Task = Sort through the data and copy the lines holding the word "that".

======== Records ========

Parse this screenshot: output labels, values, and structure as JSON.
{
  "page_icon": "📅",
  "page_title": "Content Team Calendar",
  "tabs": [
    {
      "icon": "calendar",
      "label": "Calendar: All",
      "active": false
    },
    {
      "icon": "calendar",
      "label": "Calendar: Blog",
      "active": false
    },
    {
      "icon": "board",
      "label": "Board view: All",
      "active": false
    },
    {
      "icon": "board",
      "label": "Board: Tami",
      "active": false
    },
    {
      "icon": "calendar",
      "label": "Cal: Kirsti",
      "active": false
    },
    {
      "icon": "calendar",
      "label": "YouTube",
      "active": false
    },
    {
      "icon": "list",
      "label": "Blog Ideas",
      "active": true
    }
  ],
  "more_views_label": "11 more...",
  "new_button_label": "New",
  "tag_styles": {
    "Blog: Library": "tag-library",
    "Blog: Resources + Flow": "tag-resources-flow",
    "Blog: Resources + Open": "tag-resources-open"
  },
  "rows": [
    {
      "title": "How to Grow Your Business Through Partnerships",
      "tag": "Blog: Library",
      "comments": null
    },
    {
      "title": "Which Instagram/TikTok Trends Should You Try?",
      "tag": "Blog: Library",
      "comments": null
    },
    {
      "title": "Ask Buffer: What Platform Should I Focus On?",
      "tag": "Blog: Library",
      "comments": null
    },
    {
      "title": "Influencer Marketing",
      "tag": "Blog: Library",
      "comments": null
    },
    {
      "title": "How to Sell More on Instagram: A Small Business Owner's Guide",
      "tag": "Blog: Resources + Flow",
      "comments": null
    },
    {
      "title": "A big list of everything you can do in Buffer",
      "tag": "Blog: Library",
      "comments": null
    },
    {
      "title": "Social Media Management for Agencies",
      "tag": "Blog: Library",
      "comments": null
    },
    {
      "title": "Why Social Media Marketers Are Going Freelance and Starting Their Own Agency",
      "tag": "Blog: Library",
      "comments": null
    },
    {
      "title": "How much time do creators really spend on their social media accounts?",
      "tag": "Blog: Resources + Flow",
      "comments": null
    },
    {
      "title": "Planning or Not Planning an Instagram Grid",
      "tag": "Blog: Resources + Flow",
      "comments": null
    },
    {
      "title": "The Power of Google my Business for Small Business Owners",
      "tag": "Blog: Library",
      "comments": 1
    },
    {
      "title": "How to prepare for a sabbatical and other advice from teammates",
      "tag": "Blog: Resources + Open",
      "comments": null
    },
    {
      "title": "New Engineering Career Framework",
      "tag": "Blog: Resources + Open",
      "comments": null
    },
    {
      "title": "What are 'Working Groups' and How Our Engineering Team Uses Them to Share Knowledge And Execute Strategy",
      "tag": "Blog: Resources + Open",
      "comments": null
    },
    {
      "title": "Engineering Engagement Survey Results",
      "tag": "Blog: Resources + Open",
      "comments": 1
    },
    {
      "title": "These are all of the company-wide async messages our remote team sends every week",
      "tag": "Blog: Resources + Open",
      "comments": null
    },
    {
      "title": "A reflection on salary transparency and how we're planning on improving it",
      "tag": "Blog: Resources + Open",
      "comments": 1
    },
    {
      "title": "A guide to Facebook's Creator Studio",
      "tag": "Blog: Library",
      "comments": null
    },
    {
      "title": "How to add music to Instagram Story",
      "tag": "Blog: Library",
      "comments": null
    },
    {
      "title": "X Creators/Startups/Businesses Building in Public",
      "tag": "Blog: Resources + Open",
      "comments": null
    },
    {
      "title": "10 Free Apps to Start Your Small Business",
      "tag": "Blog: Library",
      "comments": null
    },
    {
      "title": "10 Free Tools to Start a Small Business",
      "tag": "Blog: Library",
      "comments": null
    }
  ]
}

========
======== Records ========

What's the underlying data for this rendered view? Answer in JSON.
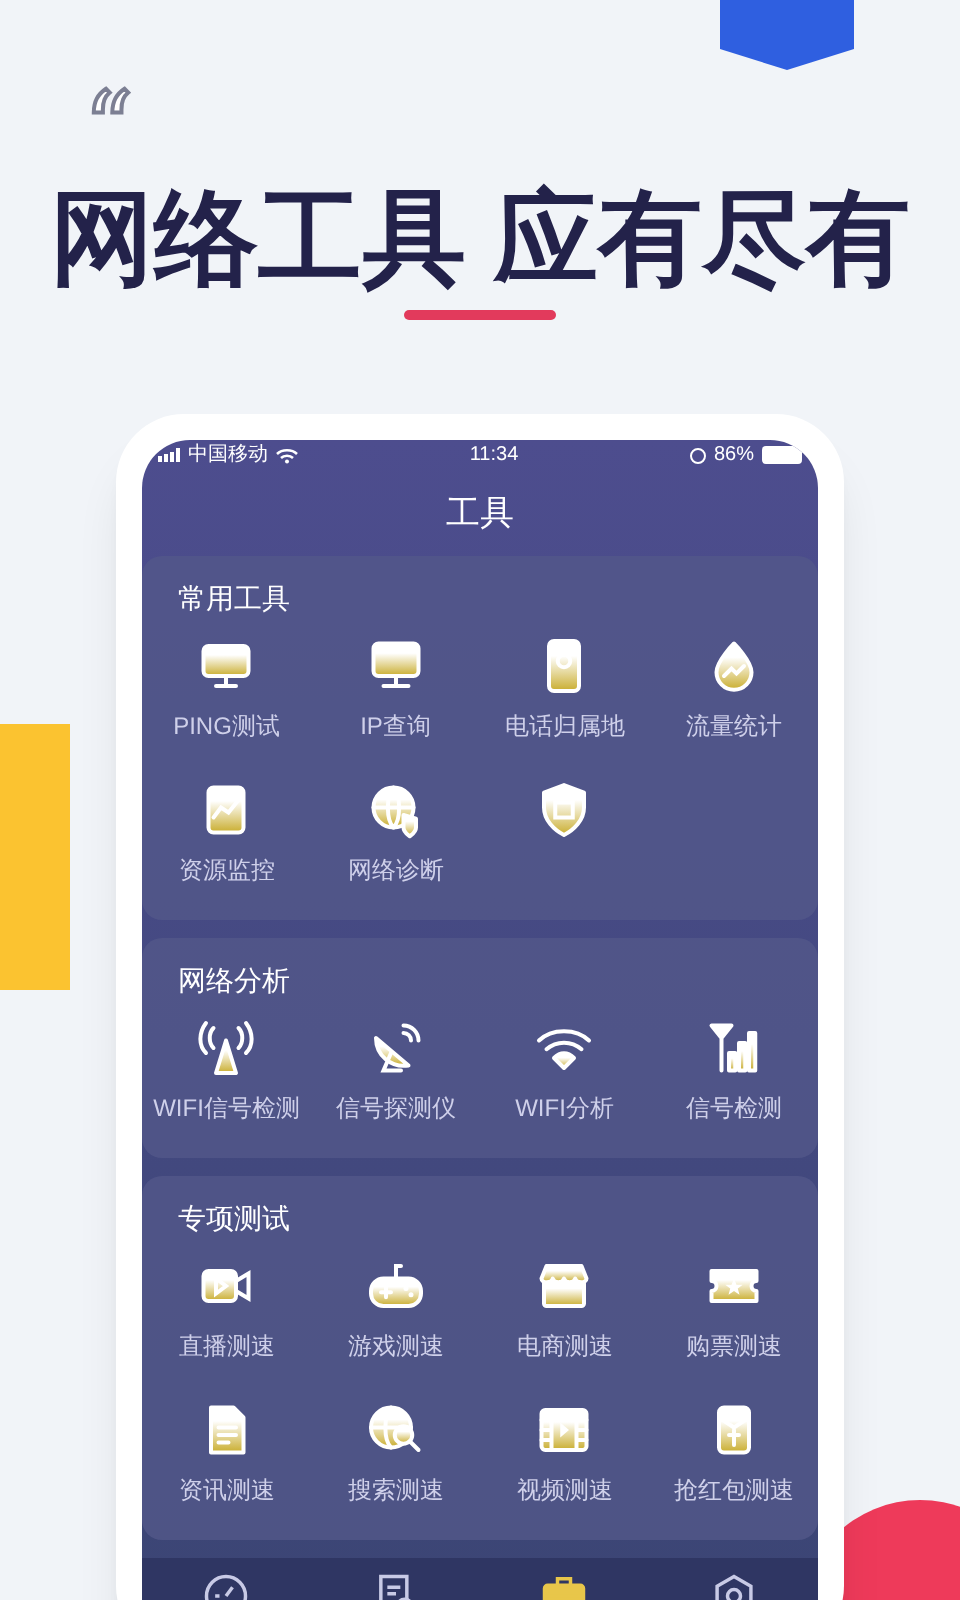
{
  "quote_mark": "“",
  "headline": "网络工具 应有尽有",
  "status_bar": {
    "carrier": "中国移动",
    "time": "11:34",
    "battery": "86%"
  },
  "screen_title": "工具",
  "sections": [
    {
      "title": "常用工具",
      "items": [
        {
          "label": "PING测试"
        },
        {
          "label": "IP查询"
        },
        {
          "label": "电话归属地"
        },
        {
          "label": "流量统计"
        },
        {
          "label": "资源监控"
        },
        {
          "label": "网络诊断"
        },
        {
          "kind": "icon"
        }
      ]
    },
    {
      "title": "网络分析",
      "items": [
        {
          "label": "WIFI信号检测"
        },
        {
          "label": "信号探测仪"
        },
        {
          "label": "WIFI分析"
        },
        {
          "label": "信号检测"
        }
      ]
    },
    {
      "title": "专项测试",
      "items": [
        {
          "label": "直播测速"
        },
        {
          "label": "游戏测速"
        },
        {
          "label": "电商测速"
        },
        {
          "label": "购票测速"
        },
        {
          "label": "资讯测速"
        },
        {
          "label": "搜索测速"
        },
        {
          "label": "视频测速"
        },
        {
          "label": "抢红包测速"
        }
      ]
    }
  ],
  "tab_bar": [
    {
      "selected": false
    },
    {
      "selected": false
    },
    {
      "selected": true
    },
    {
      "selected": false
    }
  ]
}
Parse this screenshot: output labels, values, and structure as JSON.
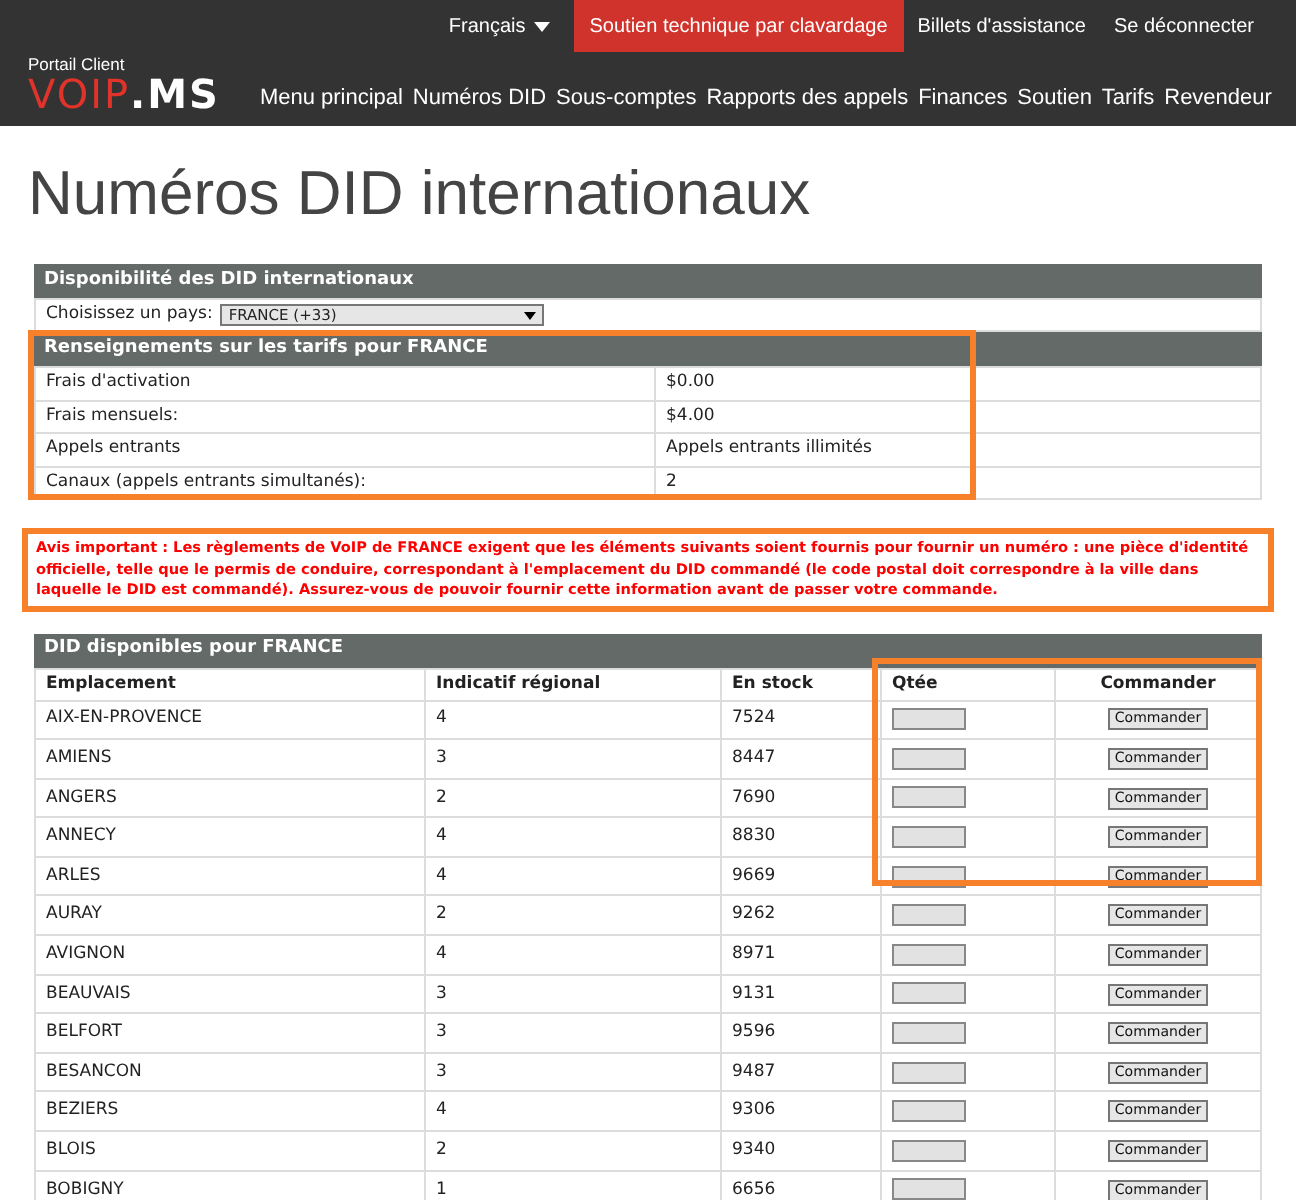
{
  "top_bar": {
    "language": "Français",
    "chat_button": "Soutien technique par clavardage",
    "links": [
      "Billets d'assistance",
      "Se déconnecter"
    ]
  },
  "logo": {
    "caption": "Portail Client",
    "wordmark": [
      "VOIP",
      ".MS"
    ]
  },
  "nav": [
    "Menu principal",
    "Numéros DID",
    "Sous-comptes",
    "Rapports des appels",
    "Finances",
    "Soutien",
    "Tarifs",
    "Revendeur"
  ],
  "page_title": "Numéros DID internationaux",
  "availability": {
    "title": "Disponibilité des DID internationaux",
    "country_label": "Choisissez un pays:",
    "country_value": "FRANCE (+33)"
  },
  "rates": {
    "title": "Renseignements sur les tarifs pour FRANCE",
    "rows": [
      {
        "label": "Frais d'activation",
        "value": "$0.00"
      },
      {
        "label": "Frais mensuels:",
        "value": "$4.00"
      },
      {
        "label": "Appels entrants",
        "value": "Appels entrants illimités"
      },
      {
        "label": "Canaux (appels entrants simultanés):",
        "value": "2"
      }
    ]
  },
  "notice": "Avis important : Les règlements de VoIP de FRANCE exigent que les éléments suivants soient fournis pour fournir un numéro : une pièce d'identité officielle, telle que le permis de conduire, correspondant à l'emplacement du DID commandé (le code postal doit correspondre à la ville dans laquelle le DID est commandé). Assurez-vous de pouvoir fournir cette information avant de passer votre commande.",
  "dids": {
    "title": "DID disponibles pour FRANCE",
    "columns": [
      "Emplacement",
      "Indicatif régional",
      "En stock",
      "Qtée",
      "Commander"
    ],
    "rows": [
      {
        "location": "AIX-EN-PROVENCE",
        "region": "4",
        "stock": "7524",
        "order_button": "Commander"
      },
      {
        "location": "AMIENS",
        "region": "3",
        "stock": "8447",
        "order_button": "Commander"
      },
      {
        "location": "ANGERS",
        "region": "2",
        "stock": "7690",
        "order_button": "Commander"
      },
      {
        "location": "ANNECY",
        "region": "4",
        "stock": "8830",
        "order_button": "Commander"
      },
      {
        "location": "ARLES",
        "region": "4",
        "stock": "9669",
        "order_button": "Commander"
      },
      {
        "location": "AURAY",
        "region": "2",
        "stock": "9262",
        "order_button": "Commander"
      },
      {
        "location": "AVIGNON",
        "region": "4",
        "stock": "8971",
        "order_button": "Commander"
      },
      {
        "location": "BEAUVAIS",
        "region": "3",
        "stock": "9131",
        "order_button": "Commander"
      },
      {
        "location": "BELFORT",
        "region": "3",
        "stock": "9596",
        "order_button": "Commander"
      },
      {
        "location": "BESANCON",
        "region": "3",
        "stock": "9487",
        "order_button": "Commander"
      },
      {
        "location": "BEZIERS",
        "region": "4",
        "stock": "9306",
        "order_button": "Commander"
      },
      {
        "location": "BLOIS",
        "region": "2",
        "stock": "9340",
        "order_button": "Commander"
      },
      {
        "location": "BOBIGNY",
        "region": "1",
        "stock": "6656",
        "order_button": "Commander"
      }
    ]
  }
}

========
======== Records ========

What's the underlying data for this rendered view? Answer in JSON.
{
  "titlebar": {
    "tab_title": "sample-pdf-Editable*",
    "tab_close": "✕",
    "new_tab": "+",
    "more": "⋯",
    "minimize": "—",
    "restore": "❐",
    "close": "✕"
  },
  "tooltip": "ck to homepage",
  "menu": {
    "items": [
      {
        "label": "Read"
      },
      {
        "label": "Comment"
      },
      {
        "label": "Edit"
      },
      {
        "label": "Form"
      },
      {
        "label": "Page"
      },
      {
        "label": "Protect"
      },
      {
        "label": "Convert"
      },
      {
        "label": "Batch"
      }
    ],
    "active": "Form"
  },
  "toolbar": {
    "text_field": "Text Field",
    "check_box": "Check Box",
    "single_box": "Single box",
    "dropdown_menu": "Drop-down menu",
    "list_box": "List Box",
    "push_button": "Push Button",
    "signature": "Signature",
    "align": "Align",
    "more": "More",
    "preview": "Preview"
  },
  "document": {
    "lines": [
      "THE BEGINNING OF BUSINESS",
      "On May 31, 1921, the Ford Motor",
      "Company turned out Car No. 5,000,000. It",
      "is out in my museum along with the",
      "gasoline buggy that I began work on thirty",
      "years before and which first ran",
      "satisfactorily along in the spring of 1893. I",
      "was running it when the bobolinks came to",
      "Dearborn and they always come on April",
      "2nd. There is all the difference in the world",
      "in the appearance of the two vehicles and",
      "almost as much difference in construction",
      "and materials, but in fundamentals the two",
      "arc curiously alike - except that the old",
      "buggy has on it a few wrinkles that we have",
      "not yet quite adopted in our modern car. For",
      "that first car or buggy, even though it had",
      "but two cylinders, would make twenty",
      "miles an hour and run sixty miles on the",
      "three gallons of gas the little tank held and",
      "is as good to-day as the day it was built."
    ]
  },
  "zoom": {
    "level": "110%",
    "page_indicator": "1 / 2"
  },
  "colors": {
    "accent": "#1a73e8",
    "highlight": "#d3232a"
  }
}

========

Complete response =
      "gasoline buggy that I began work on thirty",
      "arc curiously alike - except that the old",
      "buggy has on it a few wrinkles that we have",
      "that first car or buggy, even though it had",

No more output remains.